§ Information given
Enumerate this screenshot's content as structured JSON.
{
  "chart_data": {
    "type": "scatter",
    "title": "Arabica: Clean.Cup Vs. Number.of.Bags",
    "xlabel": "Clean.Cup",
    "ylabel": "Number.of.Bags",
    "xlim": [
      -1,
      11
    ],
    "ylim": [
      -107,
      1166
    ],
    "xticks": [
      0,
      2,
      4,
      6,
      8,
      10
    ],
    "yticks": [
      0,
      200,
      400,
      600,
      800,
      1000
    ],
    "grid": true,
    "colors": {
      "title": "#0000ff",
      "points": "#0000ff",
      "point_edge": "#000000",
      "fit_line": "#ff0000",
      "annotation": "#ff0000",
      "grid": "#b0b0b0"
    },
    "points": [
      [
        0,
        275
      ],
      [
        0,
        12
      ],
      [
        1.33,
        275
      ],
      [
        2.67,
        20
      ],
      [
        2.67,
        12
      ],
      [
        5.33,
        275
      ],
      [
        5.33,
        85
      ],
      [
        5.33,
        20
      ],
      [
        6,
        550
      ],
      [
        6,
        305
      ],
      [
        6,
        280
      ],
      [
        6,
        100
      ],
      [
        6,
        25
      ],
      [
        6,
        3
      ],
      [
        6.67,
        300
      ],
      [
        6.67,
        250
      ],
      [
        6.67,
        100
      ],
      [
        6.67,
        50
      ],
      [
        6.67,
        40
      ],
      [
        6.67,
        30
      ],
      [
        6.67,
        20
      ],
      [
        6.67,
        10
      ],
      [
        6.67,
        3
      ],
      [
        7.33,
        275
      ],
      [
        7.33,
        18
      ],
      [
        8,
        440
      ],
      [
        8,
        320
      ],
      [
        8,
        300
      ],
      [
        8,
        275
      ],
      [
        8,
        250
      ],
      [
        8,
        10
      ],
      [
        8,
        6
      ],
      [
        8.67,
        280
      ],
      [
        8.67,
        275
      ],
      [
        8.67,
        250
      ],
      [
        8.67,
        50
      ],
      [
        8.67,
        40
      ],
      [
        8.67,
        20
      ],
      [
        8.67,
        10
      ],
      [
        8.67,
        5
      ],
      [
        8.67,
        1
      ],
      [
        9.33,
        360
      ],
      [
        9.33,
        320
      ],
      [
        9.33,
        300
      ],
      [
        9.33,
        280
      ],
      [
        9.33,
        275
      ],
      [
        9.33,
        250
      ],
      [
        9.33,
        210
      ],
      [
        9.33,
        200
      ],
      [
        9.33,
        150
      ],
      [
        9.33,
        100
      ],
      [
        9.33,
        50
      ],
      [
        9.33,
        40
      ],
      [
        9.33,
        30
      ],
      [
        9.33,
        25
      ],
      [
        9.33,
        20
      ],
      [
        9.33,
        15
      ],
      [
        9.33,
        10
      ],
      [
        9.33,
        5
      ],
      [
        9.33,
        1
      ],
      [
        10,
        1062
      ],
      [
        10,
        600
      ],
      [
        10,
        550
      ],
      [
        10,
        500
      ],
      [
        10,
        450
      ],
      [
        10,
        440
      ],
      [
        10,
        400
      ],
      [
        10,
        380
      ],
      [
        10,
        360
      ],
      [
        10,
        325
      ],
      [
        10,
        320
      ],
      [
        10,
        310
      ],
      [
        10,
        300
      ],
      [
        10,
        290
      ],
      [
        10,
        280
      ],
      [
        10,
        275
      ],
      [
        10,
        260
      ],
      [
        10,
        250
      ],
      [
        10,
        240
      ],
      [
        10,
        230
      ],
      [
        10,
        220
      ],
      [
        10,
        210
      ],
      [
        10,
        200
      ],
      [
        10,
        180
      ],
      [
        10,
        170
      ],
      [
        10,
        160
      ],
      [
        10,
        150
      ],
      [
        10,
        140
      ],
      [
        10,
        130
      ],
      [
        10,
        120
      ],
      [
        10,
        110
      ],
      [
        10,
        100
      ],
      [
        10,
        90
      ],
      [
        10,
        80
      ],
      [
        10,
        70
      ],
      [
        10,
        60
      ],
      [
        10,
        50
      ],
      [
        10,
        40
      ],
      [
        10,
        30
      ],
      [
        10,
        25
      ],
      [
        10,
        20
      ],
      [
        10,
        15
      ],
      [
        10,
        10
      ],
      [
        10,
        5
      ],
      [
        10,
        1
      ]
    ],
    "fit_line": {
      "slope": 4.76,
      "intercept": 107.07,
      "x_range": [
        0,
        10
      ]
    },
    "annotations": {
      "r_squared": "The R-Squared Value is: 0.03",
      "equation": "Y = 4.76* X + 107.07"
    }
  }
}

§ Request
Print every entry exactly as written.

§ Exercise result
Enumerate this screenshot's content as structured JSON.
{
  "chart_data": {
    "type": "scatter",
    "title": "Arabica: Clean.Cup Vs. Number.of.Bags",
    "xlabel": "Clean.Cup",
    "ylabel": "Number.of.Bags",
    "xlim": [
      -1,
      11
    ],
    "ylim": [
      -107,
      1166
    ],
    "xticks": [
      0,
      2,
      4,
      6,
      8,
      10
    ],
    "yticks": [
      0,
      200,
      400,
      600,
      800,
      1000
    ],
    "grid": true,
    "colors": {
      "title": "#0000ff",
      "points": "#0000ff",
      "point_edge": "#000000",
      "fit_line": "#ff0000",
      "annotation": "#ff0000",
      "grid": "#b0b0b0"
    },
    "points": [
      [
        0,
        275
      ],
      [
        0,
        12
      ],
      [
        1.33,
        275
      ],
      [
        2.67,
        20
      ],
      [
        2.67,
        12
      ],
      [
        5.33,
        275
      ],
      [
        5.33,
        85
      ],
      [
        5.33,
        20
      ],
      [
        6,
        550
      ],
      [
        6,
        305
      ],
      [
        6,
        280
      ],
      [
        6,
        100
      ],
      [
        6,
        25
      ],
      [
        6,
        3
      ],
      [
        6.67,
        300
      ],
      [
        6.67,
        250
      ],
      [
        6.67,
        100
      ],
      [
        6.67,
        50
      ],
      [
        6.67,
        40
      ],
      [
        6.67,
        30
      ],
      [
        6.67,
        20
      ],
      [
        6.67,
        10
      ],
      [
        6.67,
        3
      ],
      [
        7.33,
        275
      ],
      [
        7.33,
        18
      ],
      [
        8,
        440
      ],
      [
        8,
        320
      ],
      [
        8,
        300
      ],
      [
        8,
        275
      ],
      [
        8,
        250
      ],
      [
        8,
        10
      ],
      [
        8,
        6
      ],
      [
        8.67,
        280
      ],
      [
        8.67,
        275
      ],
      [
        8.67,
        250
      ],
      [
        8.67,
        50
      ],
      [
        8.67,
        40
      ],
      [
        8.67,
        20
      ],
      [
        8.67,
        10
      ],
      [
        8.67,
        5
      ],
      [
        8.67,
        1
      ],
      [
        9.33,
        360
      ],
      [
        9.33,
        320
      ],
      [
        9.33,
        300
      ],
      [
        9.33,
        280
      ],
      [
        9.33,
        275
      ],
      [
        9.33,
        250
      ],
      [
        9.33,
        210
      ],
      [
        9.33,
        200
      ],
      [
        9.33,
        150
      ],
      [
        9.33,
        100
      ],
      [
        9.33,
        50
      ],
      [
        9.33,
        40
      ],
      [
        9.33,
        30
      ],
      [
        9.33,
        25
      ],
      [
        9.33,
        20
      ],
      [
        9.33,
        15
      ],
      [
        9.33,
        10
      ],
      [
        9.33,
        5
      ],
      [
        9.33,
        1
      ],
      [
        10,
        1062
      ],
      [
        10,
        600
      ],
      [
        10,
        550
      ],
      [
        10,
        500
      ],
      [
        10,
        450
      ],
      [
        10,
        440
      ],
      [
        10,
        400
      ],
      [
        10,
        380
      ],
      [
        10,
        360
      ],
      [
        10,
        325
      ],
      [
        10,
        320
      ],
      [
        10,
        310
      ],
      [
        10,
        300
      ],
      [
        10,
        290
      ],
      [
        10,
        280
      ],
      [
        10,
        275
      ],
      [
        10,
        260
      ],
      [
        10,
        250
      ],
      [
        10,
        240
      ],
      [
        10,
        230
      ],
      [
        10,
        220
      ],
      [
        10,
        210
      ],
      [
        10,
        200
      ],
      [
        10,
        180
      ],
      [
        10,
        170
      ],
      [
        10,
        160
      ],
      [
        10,
        150
      ],
      [
        10,
        140
      ],
      [
        10,
        130
      ],
      [
        10,
        120
      ],
      [
        10,
        110
      ],
      [
        10,
        100
      ],
      [
        10,
        90
      ],
      [
        10,
        80
      ],
      [
        10,
        70
      ],
      [
        10,
        60
      ],
      [
        10,
        50
      ],
      [
        10,
        40
      ],
      [
        10,
        30
      ],
      [
        10,
        25
      ],
      [
        10,
        20
      ],
      [
        10,
        15
      ],
      [
        10,
        10
      ],
      [
        10,
        5
      ],
      [
        10,
        1
      ]
    ],
    "fit_line": {
      "slope": 4.76,
      "intercept": 107.07,
      "x_range": [
        0,
        10
      ]
    },
    "annotations": {
      "r_squared": "The R-Squared Value is: 0.03",
      "equation": "Y = 4.76* X + 107.07"
    }
  }
}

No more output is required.